— Instructions to follow —
Using the listing below, give the number of lines where "sombreado" appears, and nothing else.

[Raw records]
^^^^^^^^

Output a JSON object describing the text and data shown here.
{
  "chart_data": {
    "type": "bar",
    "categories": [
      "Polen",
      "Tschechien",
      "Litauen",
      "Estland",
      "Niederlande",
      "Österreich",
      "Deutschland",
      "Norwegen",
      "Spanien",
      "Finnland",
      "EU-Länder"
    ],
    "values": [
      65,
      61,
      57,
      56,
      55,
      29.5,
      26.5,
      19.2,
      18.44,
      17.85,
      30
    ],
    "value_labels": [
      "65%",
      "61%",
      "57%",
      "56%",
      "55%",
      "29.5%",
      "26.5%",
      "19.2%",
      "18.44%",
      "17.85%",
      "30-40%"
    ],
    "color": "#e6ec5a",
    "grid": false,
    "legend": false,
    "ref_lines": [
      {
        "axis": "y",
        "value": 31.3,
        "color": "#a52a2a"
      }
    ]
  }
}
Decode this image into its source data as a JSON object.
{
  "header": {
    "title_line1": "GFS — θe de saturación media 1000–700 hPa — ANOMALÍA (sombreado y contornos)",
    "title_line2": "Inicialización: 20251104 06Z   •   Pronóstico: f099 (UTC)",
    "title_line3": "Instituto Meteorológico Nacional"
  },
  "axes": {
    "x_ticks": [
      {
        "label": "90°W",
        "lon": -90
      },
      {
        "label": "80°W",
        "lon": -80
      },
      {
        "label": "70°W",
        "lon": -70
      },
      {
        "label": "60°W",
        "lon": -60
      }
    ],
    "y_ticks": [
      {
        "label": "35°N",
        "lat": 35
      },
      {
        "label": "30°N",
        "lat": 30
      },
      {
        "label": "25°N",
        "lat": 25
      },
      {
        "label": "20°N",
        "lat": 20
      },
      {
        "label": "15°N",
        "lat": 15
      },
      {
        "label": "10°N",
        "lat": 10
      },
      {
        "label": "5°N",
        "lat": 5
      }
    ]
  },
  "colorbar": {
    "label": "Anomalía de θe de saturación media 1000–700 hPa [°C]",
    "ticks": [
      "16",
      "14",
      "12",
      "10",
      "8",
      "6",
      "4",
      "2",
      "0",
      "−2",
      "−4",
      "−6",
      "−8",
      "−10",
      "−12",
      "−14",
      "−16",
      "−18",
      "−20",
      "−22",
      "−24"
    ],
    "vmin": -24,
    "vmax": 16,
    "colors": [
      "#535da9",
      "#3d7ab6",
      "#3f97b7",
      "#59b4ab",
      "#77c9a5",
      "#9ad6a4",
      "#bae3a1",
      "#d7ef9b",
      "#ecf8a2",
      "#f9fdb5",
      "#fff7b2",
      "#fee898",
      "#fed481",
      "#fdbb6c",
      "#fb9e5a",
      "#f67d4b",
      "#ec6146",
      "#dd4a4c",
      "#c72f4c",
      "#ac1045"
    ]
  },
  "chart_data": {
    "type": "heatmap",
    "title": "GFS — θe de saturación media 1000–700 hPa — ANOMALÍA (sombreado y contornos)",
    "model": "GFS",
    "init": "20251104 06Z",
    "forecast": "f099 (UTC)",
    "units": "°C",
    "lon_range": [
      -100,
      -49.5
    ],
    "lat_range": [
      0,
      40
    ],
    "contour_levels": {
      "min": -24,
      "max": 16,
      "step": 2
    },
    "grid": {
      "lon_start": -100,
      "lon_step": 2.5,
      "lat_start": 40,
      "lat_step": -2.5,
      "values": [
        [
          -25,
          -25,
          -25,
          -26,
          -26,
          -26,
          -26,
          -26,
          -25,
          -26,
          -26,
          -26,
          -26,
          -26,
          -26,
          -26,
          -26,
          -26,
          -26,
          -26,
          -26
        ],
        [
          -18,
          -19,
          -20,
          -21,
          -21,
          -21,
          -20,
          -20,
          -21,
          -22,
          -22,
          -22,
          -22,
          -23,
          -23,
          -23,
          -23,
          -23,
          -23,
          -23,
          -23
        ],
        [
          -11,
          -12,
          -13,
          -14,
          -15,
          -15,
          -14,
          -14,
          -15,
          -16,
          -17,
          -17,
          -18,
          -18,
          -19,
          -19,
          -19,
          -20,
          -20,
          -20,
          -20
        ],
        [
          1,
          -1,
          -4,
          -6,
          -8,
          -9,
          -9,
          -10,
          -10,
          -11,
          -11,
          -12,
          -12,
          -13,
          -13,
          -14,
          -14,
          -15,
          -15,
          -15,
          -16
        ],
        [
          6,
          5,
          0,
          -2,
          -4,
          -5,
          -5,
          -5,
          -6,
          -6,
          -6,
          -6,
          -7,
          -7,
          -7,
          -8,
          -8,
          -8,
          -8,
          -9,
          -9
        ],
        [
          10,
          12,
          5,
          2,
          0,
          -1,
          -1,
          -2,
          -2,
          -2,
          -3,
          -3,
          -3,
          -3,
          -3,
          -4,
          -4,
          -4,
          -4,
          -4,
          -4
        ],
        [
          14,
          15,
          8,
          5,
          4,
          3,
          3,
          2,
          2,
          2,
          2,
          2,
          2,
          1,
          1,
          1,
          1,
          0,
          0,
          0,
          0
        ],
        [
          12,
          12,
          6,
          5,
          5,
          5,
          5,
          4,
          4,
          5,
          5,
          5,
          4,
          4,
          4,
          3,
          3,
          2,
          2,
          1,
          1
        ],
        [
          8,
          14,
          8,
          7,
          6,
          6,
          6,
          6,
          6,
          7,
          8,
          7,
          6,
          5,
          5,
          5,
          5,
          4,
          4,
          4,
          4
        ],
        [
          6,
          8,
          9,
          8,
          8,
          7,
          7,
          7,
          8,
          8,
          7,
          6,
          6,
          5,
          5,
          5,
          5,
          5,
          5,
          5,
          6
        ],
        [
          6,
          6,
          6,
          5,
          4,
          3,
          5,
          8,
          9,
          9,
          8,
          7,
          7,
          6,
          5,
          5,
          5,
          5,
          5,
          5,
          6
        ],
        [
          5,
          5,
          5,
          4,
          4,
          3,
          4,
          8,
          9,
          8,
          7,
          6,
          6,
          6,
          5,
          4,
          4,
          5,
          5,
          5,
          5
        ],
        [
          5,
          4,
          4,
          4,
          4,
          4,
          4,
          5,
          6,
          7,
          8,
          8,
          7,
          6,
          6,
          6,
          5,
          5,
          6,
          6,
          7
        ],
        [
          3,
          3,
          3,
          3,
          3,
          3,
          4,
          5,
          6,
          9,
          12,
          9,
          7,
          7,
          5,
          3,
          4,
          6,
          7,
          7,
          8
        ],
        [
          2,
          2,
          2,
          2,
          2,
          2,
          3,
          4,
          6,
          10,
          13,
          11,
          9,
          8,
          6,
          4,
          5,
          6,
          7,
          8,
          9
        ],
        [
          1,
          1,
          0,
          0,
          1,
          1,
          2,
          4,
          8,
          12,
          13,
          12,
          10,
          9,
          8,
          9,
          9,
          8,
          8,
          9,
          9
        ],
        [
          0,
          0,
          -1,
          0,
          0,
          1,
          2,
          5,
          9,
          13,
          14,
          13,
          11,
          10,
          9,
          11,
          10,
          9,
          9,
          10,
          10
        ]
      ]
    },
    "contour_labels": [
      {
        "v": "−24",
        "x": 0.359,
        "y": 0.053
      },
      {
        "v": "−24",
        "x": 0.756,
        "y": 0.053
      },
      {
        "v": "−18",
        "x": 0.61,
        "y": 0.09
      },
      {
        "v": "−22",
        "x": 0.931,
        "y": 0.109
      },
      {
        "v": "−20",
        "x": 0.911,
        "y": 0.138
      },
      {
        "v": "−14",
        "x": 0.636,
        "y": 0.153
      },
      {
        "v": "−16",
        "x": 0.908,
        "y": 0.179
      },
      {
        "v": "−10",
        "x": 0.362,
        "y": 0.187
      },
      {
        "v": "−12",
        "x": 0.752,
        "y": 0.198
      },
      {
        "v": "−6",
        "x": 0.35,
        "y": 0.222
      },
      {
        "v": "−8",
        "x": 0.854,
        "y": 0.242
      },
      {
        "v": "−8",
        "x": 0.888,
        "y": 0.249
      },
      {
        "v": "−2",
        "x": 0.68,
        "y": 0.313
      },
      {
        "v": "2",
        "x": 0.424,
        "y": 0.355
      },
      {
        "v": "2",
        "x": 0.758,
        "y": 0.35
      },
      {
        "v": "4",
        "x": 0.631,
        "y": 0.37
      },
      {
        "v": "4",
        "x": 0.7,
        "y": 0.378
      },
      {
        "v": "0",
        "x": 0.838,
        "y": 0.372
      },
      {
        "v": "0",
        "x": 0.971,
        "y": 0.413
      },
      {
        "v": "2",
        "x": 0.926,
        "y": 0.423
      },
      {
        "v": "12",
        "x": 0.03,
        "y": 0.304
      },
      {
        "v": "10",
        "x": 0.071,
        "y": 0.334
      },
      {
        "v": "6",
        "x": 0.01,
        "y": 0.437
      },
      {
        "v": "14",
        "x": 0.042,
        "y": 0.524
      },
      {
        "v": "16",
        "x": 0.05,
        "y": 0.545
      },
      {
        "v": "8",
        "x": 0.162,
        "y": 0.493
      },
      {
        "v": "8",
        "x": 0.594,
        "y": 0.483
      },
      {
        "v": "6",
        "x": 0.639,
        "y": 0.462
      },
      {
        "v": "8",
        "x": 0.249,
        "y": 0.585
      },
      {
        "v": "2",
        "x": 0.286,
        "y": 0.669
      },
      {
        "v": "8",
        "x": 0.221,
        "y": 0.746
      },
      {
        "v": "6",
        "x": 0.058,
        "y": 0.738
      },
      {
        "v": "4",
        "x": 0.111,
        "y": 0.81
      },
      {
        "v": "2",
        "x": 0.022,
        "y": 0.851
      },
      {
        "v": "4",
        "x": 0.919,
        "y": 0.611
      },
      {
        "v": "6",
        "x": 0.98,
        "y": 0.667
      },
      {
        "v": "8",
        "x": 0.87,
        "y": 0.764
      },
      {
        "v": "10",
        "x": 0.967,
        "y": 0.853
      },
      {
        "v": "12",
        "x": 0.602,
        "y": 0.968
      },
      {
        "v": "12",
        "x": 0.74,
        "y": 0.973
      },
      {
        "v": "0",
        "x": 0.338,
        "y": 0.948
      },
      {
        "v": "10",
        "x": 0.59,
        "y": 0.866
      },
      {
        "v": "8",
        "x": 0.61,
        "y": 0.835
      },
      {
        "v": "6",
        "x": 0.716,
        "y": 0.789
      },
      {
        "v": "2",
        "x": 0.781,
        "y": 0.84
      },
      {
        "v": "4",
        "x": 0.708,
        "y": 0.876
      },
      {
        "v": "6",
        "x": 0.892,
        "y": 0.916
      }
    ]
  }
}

^^^^^^^^

— Full response —
2